STORED ROWS:
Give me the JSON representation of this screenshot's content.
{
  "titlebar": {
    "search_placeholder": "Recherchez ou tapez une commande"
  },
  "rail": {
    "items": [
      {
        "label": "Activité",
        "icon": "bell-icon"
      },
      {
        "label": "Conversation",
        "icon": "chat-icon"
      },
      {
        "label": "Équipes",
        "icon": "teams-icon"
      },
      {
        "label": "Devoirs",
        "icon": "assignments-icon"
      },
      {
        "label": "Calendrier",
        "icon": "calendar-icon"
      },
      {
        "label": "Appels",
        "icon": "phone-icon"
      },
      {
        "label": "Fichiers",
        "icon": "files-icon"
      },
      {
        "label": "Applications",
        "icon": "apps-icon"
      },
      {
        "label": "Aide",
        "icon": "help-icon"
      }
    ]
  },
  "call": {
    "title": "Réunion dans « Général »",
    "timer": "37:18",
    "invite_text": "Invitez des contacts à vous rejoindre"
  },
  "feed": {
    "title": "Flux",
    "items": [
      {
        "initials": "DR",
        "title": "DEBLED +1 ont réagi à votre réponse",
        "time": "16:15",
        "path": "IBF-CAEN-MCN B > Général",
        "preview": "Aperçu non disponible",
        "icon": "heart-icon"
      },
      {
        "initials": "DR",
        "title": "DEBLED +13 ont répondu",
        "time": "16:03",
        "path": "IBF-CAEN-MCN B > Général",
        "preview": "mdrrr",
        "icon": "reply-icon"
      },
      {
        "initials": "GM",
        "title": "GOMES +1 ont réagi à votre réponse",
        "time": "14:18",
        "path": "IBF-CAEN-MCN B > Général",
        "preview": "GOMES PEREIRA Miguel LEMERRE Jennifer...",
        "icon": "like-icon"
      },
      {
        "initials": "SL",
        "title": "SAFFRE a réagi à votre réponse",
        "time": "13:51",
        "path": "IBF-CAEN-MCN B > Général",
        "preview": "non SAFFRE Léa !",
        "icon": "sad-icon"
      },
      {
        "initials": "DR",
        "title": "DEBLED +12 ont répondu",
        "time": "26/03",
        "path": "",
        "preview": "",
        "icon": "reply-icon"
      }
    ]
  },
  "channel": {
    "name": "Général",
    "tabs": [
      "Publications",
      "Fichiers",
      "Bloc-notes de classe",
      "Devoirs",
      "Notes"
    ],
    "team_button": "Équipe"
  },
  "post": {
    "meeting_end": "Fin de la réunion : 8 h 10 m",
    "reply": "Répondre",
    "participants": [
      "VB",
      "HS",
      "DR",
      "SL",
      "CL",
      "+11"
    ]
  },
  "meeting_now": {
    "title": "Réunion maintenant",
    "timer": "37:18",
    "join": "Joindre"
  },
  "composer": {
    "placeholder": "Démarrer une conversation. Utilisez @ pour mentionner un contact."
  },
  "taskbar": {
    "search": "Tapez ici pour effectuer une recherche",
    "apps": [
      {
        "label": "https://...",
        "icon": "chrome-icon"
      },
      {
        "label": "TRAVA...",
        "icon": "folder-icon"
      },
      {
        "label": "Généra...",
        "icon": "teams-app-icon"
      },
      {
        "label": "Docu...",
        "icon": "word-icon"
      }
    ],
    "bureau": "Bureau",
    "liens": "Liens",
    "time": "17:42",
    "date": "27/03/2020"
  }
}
==
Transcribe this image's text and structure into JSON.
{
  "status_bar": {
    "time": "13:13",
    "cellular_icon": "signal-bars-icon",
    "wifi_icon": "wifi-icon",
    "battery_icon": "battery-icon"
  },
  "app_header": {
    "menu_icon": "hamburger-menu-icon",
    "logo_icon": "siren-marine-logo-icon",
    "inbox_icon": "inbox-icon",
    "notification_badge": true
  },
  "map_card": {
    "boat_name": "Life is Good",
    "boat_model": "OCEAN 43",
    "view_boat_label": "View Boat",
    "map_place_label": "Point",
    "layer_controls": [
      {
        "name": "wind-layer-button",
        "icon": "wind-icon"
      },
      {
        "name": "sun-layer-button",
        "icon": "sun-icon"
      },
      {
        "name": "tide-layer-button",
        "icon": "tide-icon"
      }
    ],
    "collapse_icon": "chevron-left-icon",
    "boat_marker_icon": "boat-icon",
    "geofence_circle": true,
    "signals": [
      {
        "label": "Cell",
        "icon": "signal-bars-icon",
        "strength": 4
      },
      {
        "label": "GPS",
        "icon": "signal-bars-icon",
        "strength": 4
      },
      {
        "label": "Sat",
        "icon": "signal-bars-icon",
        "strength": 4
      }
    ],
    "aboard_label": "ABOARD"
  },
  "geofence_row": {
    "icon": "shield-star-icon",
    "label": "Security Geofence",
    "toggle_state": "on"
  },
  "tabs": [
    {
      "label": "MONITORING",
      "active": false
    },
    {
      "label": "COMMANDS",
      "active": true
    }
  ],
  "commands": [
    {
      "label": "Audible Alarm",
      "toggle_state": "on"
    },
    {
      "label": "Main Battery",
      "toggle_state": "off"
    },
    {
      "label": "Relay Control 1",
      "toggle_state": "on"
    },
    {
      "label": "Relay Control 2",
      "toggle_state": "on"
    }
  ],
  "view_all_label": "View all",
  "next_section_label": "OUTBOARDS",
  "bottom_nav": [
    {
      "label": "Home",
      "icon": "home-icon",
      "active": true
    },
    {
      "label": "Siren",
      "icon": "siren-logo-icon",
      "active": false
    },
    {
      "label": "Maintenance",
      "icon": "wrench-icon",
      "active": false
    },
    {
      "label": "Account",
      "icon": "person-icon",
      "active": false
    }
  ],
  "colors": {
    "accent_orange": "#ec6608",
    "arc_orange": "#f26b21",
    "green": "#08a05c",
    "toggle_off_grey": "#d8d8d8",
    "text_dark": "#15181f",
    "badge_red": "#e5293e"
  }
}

PROBLEM REQUIREMENTS: Return all the lines that contain the string "true".

RESPONSE TO THIS EXERCISE:
    "notification_badge": true
    "geofence_circle": true,
      "active": true
      "active": true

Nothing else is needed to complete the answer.